* BEGIN Material shown *

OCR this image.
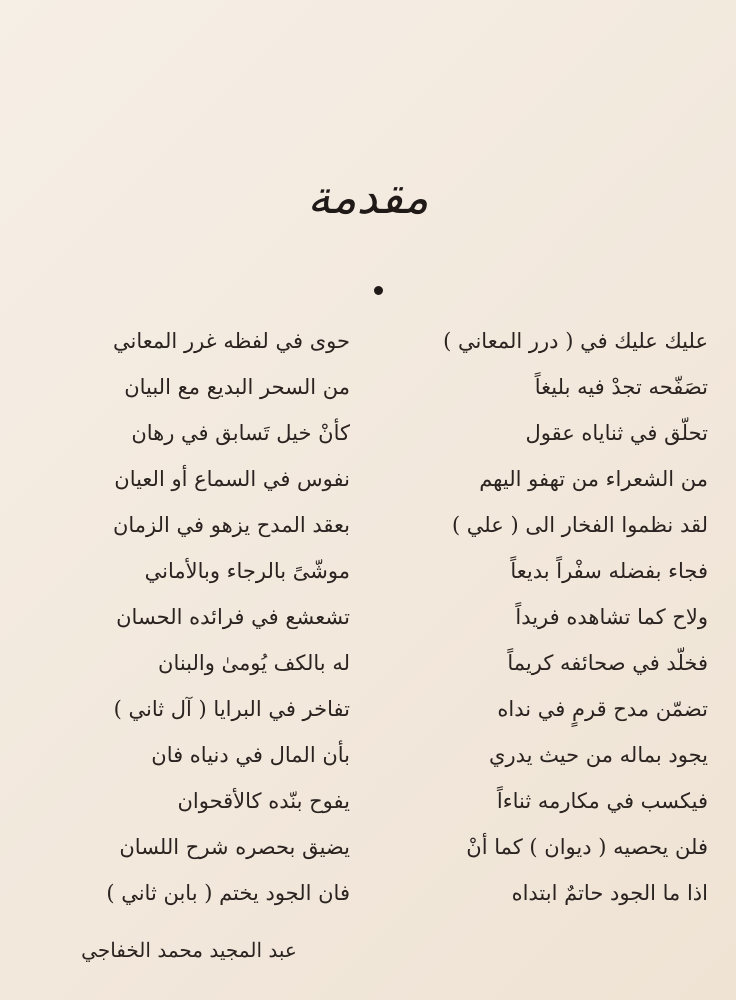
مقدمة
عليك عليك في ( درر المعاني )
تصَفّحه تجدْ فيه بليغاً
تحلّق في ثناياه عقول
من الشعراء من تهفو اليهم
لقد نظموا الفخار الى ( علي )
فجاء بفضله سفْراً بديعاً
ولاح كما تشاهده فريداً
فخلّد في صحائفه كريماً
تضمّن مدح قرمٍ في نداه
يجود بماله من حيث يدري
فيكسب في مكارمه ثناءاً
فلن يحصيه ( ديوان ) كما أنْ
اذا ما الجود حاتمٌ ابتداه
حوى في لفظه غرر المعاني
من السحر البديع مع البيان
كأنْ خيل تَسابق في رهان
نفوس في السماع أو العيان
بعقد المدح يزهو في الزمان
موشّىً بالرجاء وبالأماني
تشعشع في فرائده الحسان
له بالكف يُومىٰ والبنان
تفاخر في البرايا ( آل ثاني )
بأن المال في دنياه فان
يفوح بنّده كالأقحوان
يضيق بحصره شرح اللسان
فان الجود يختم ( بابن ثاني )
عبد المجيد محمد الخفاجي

* END Material shown *

- [Work required] Strip out the pictures and quote the remaining data word for word.

- [Solution to the exercise]
OCR this image.
مقدمة
عليك عليك في ( درر المعاني )
تصَفّحه تجدْ فيه بليغاً
تحلّق في ثناياه عقول
من الشعراء من تهفو اليهم
لقد نظموا الفخار الى ( علي )
فجاء بفضله سفْراً بديعاً
ولاح كما تشاهده فريداً
فخلّد في صحائفه كريماً
تضمّن مدح قرمٍ في نداه
يجود بماله من حيث يدري
فيكسب في مكارمه ثناءاً
فلن يحصيه ( ديوان ) كما أنْ
اذا ما الجود حاتمٌ ابتداه
حوى في لفظه غرر المعاني
من السحر البديع مع البيان
كأنْ خيل تَسابق في رهان
نفوس في السماع أو العيان
بعقد المدح يزهو في الزمان
موشّىً بالرجاء وبالأماني
تشعشع في فرائده الحسان
له بالكف يُومىٰ والبنان
تفاخر في البرايا ( آل ثاني )
بأن المال في دنياه فان
يفوح بنّده كالأقحوان
يضيق بحصره شرح اللسان
فان الجود يختم ( بابن ثاني )
عبد المجيد محمد الخفاجي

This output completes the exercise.